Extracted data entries
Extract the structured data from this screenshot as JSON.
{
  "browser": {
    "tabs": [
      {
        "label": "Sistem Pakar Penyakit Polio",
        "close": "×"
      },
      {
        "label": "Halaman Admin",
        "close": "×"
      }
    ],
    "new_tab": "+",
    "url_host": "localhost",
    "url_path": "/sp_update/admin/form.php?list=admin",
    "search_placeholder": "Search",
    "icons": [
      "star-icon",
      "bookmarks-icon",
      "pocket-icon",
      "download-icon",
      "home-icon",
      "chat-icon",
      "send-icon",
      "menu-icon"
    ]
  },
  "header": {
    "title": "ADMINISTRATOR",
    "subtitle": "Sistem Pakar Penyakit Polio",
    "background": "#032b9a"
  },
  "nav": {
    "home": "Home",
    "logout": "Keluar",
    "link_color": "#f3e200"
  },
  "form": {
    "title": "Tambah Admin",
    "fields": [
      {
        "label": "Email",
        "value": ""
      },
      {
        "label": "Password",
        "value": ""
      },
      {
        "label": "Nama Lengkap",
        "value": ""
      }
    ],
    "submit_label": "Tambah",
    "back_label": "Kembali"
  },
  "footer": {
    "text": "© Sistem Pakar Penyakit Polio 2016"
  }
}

What to work on
Copy all lines of the material above where the string "Penyakit" occurs.

Solution to the exercise
        "label": "Sistem Pakar Penyakit Polio",
    "subtitle": "Sistem Pakar Penyakit Polio",
    "text": "© Sistem Pakar Penyakit Polio 2016"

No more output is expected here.